== Aim of the exercise ==
Report all lines from the entries below in which "대리점의" appears.

--- start of Supplied data ---

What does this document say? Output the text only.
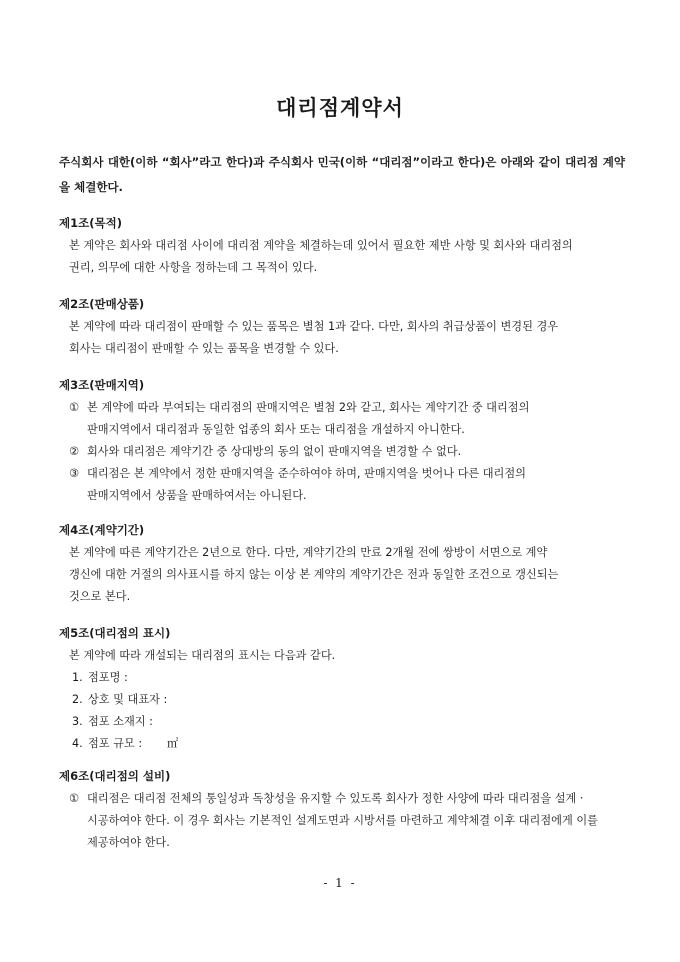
대리점계약서
주식회사 대한(이하 “회사”라고 한다)과 주식회사 민국(이하 “대리점”이라고 한다)은 아래와 같이 대리점 계약을 체결한다.
제1조(목적)
본 계약은 회사와 대리점 사이에 대리점 계약을 체결하는데 있어서 필요한 제반 사항 및 회사와 대리점의
권리, 의무에 대한 사항을 정하는데 그 목적이 있다.
제2조(판매상품)
본 계약에 따라 대리점이 판매할 수 있는 품목은 별첨 1과 같다. 다만, 회사의 취급상품이 변경된 경우
회사는 대리점이 판매할 수 있는 품목을 변경할 수 있다.
제3조(판매지역)
① 본 계약에 따라 부여되는 대리점의 판매지역은 별첨 2와 같고, 회사는 계약기간 중 대리점의
판매지역에서 대리점과 동일한 업종의 회사 또는 대리점을 개설하지 아니한다.
② 회사와 대리점은 계약기간 중 상대방의 동의 없이 판매지역을 변경할 수 없다.
③ 대리점은 본 계약에서 정한 판매지역을 준수하여야 하며, 판매지역을 벗어나 다른 대리점의
판매지역에서 상품을 판매하여서는 아니된다.
제4조(계약기간)
본 계약에 따른 계약기간은 2년으로 한다. 다만, 계약기간의 만료 2개월 전에 쌍방이 서면으로 계약
갱신에 대한 거절의 의사표시를 하지 않는 이상 본 계약의 계약기간은 전과 동일한 조건으로 갱신되는
것으로 본다.
제5조(대리점의 표시)
본 계약에 따라 개설되는 대리점의 표시는 다음과 같다.
1. 점포명 :
2. 상호 및 대표자 :
3. 점포 소재지 :
4. 점포 규모 :       ㎡
제6조(대리점의 설비)
① 대리점은 대리점 전체의 통일성과 독창성을 유지할 수 있도록 회사가 정한 사양에 따라 대리점을 설계 ·
시공하여야 한다. 이 경우 회사는 기본적인 설계도면과 시방서를 마련하고 계약체결 이후 대리점에게 이를
제공하여야 한다.
- 1 -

--- end of Supplied data ---

== Expected answer ==
본 계약은 회사와 대리점 사이에 대리점 계약을 체결하는데 있어서 필요한 제반 사항 및 회사와 대리점의
① 본 계약에 따라 부여되는 대리점의 판매지역은 별첨 2와 같고, 회사는 계약기간 중 대리점의
③ 대리점은 본 계약에서 정한 판매지역을 준수하여야 하며, 판매지역을 벗어나 다른 대리점의
제5조(대리점의 표시)
본 계약에 따라 개설되는 대리점의 표시는 다음과 같다.
제6조(대리점의 설비)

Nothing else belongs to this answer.